Pictures aside, write out every record exactly as it appears.

____ Records supplied

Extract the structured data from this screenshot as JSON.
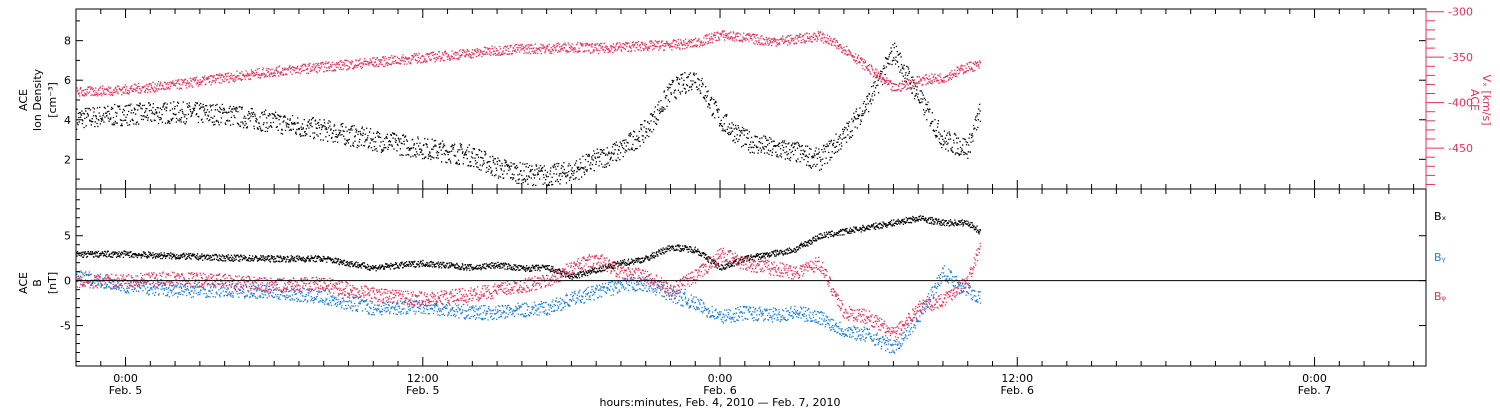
{
  "chart_data": [
    {
      "panel": "ion-density-and-velocity",
      "type": "scatter",
      "title": "",
      "ylabel_left": [
        "ACE",
        "Ion Density",
        "[cm⁻³]"
      ],
      "ylabel_right": [
        "ACE",
        "Vₓ [km/s]"
      ],
      "ylim_left": [
        0.5,
        9.6
      ],
      "yticks_left": [
        2,
        4,
        6,
        8
      ],
      "ylim_right": [
        -495,
        -297
      ],
      "yticks_right": [
        -300,
        -350,
        -400,
        -450
      ],
      "grid": false,
      "series": [
        {
          "name": "",
          "axis": "left",
          "color": "#000000",
          "x": [
            -4,
            0,
            4,
            8,
            12,
            16,
            20,
            24,
            28,
            30,
            32,
            34,
            36,
            38,
            40,
            42,
            44,
            46,
            48,
            50,
            52,
            54,
            56,
            58,
            60,
            62,
            64,
            66,
            68,
            69
          ],
          "y": [
            4.1,
            4.3,
            4.4,
            4.3,
            3.9,
            3.5,
            3.0,
            2.6,
            2.2,
            1.6,
            1.3,
            1.2,
            1.4,
            2.0,
            2.5,
            3.5,
            5.5,
            6.2,
            4.0,
            3.0,
            2.6,
            2.4,
            2.0,
            3.2,
            5.0,
            7.5,
            5.2,
            3.0,
            2.6,
            4.5
          ]
        },
        {
          "name": "",
          "axis": "right",
          "color": "#e0335a",
          "x": [
            -4,
            0,
            4,
            8,
            12,
            16,
            20,
            24,
            28,
            30,
            32,
            34,
            36,
            38,
            40,
            42,
            44,
            46,
            48,
            50,
            52,
            54,
            56,
            58,
            60,
            62,
            64,
            66,
            68,
            69
          ],
          "y": [
            -388,
            -385,
            -380,
            -372,
            -365,
            -360,
            -355,
            -350,
            -345,
            -342,
            -340,
            -340,
            -338,
            -340,
            -338,
            -337,
            -336,
            -334,
            -325,
            -328,
            -332,
            -330,
            -326,
            -340,
            -362,
            -384,
            -375,
            -372,
            -360,
            -358
          ]
        }
      ]
    },
    {
      "panel": "magnetic-field-components",
      "type": "scatter",
      "title": "",
      "ylabel": [
        "ACE",
        "B",
        "[nT]"
      ],
      "ylim": [
        -9.5,
        10.2
      ],
      "yticks": [
        5,
        0,
        -5
      ],
      "zero_line": true,
      "grid": false,
      "x": [
        -4,
        0,
        4,
        8,
        12,
        16,
        20,
        24,
        28,
        30,
        32,
        34,
        36,
        38,
        40,
        42,
        44,
        46,
        48,
        50,
        52,
        54,
        56,
        58,
        60,
        62,
        64,
        66,
        68,
        69
      ],
      "series": [
        {
          "name": "Bₓ",
          "color": "#000000",
          "values": [
            3.0,
            3.0,
            2.8,
            2.6,
            2.5,
            2.5,
            1.5,
            2.0,
            1.5,
            1.8,
            1.4,
            1.5,
            0.5,
            1.2,
            2.0,
            2.5,
            3.8,
            3.5,
            1.5,
            2.5,
            3.0,
            3.5,
            5.0,
            5.5,
            6.0,
            6.5,
            7.0,
            6.5,
            6.5,
            5.5
          ]
        },
        {
          "name": "Bᵧ",
          "color": "#1f7fd6",
          "values": [
            0.5,
            -0.5,
            -1.0,
            -1.0,
            -1.2,
            -1.8,
            -3.0,
            -2.8,
            -3.5,
            -3.5,
            -3.2,
            -3.0,
            -2.0,
            -1.2,
            -0.5,
            -0.3,
            -1.5,
            -2.5,
            -4.0,
            -3.5,
            -3.8,
            -3.5,
            -4.0,
            -5.5,
            -6.0,
            -7.5,
            -4.0,
            1.0,
            -1.0,
            -2.0
          ]
        },
        {
          "name": "Bᵩ",
          "color": "#e0335a",
          "values": [
            0.0,
            0.0,
            0.3,
            0.0,
            -0.5,
            -0.3,
            -1.5,
            -2.0,
            -1.5,
            -1.0,
            -0.5,
            0.0,
            1.5,
            2.5,
            1.0,
            0.5,
            -1.0,
            0.5,
            3.0,
            2.0,
            1.5,
            1.0,
            2.0,
            -3.5,
            -4.0,
            -6.0,
            -3.0,
            -2.0,
            0.0,
            4.0
          ]
        }
      ]
    }
  ],
  "time_axis": {
    "xlim": [
      -4,
      105
    ],
    "major_ticks": [
      {
        "t": 0,
        "time": "0:00",
        "date": "Feb. 5"
      },
      {
        "t": 24,
        "time": "12:00",
        "date": "Feb. 5"
      },
      {
        "t": 48,
        "time": "0:00",
        "date": "Feb. 6"
      },
      {
        "t": 72,
        "time": "12:00",
        "date": "Feb. 6"
      },
      {
        "t": 96,
        "time": "0:00",
        "date": "Feb. 7"
      }
    ],
    "minor_tick_step": 2,
    "title": "hours:minutes, Feb.  4, 2010 — Feb.  7, 2010"
  }
}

________

> **Result below**:
Extract the structured data from this screenshot as JSON.
{
  "chart_data": [
    {
      "panel": "ion-density-and-velocity",
      "type": "scatter",
      "title": "",
      "ylabel_left": [
        "ACE",
        "Ion Density",
        "[cm⁻³]"
      ],
      "ylabel_right": [
        "ACE",
        "Vₓ [km/s]"
      ],
      "ylim_left": [
        0.5,
        9.6
      ],
      "yticks_left": [
        2,
        4,
        6,
        8
      ],
      "ylim_right": [
        -495,
        -297
      ],
      "yticks_right": [
        -300,
        -350,
        -400,
        -450
      ],
      "grid": false,
      "series": [
        {
          "name": "",
          "axis": "left",
          "color": "#000000",
          "x": [
            -4,
            0,
            4,
            8,
            12,
            16,
            20,
            24,
            28,
            30,
            32,
            34,
            36,
            38,
            40,
            42,
            44,
            46,
            48,
            50,
            52,
            54,
            56,
            58,
            60,
            62,
            64,
            66,
            68,
            69
          ],
          "y": [
            4.1,
            4.3,
            4.4,
            4.3,
            3.9,
            3.5,
            3.0,
            2.6,
            2.2,
            1.6,
            1.3,
            1.2,
            1.4,
            2.0,
            2.5,
            3.5,
            5.5,
            6.2,
            4.0,
            3.0,
            2.6,
            2.4,
            2.0,
            3.2,
            5.0,
            7.5,
            5.2,
            3.0,
            2.6,
            4.5
          ]
        },
        {
          "name": "",
          "axis": "right",
          "color": "#e0335a",
          "x": [
            -4,
            0,
            4,
            8,
            12,
            16,
            20,
            24,
            28,
            30,
            32,
            34,
            36,
            38,
            40,
            42,
            44,
            46,
            48,
            50,
            52,
            54,
            56,
            58,
            60,
            62,
            64,
            66,
            68,
            69
          ],
          "y": [
            -388,
            -385,
            -380,
            -372,
            -365,
            -360,
            -355,
            -350,
            -345,
            -342,
            -340,
            -340,
            -338,
            -340,
            -338,
            -337,
            -336,
            -334,
            -325,
            -328,
            -332,
            -330,
            -326,
            -340,
            -362,
            -384,
            -375,
            -372,
            -360,
            -358
          ]
        }
      ]
    },
    {
      "panel": "magnetic-field-components",
      "type": "scatter",
      "title": "",
      "ylabel": [
        "ACE",
        "B",
        "[nT]"
      ],
      "ylim": [
        -9.5,
        10.2
      ],
      "yticks": [
        5,
        0,
        -5
      ],
      "zero_line": true,
      "grid": false,
      "x": [
        -4,
        0,
        4,
        8,
        12,
        16,
        20,
        24,
        28,
        30,
        32,
        34,
        36,
        38,
        40,
        42,
        44,
        46,
        48,
        50,
        52,
        54,
        56,
        58,
        60,
        62,
        64,
        66,
        68,
        69
      ],
      "series": [
        {
          "name": "Bₓ",
          "color": "#000000",
          "values": [
            3.0,
            3.0,
            2.8,
            2.6,
            2.5,
            2.5,
            1.5,
            2.0,
            1.5,
            1.8,
            1.4,
            1.5,
            0.5,
            1.2,
            2.0,
            2.5,
            3.8,
            3.5,
            1.5,
            2.5,
            3.0,
            3.5,
            5.0,
            5.5,
            6.0,
            6.5,
            7.0,
            6.5,
            6.5,
            5.5
          ]
        },
        {
          "name": "Bᵧ",
          "color": "#1f7fd6",
          "values": [
            0.5,
            -0.5,
            -1.0,
            -1.0,
            -1.2,
            -1.8,
            -3.0,
            -2.8,
            -3.5,
            -3.5,
            -3.2,
            -3.0,
            -2.0,
            -1.2,
            -0.5,
            -0.3,
            -1.5,
            -2.5,
            -4.0,
            -3.5,
            -3.8,
            -3.5,
            -4.0,
            -5.5,
            -6.0,
            -7.5,
            -4.0,
            1.0,
            -1.0,
            -2.0
          ]
        },
        {
          "name": "Bᵩ",
          "color": "#e0335a",
          "values": [
            0.0,
            0.0,
            0.3,
            0.0,
            -0.5,
            -0.3,
            -1.5,
            -2.0,
            -1.5,
            -1.0,
            -0.5,
            0.0,
            1.5,
            2.5,
            1.0,
            0.5,
            -1.0,
            0.5,
            3.0,
            2.0,
            1.5,
            1.0,
            2.0,
            -3.5,
            -4.0,
            -6.0,
            -3.0,
            -2.0,
            0.0,
            4.0
          ]
        }
      ]
    }
  ],
  "time_axis": {
    "xlim": [
      -4,
      105
    ],
    "major_ticks": [
      {
        "t": 0,
        "time": "0:00",
        "date": "Feb. 5"
      },
      {
        "t": 24,
        "time": "12:00",
        "date": "Feb. 5"
      },
      {
        "t": 48,
        "time": "0:00",
        "date": "Feb. 6"
      },
      {
        "t": 72,
        "time": "12:00",
        "date": "Feb. 6"
      },
      {
        "t": 96,
        "time": "0:00",
        "date": "Feb. 7"
      }
    ],
    "minor_tick_step": 2,
    "title": "hours:minutes, Feb.  4, 2010 — Feb.  7, 2010"
  }
}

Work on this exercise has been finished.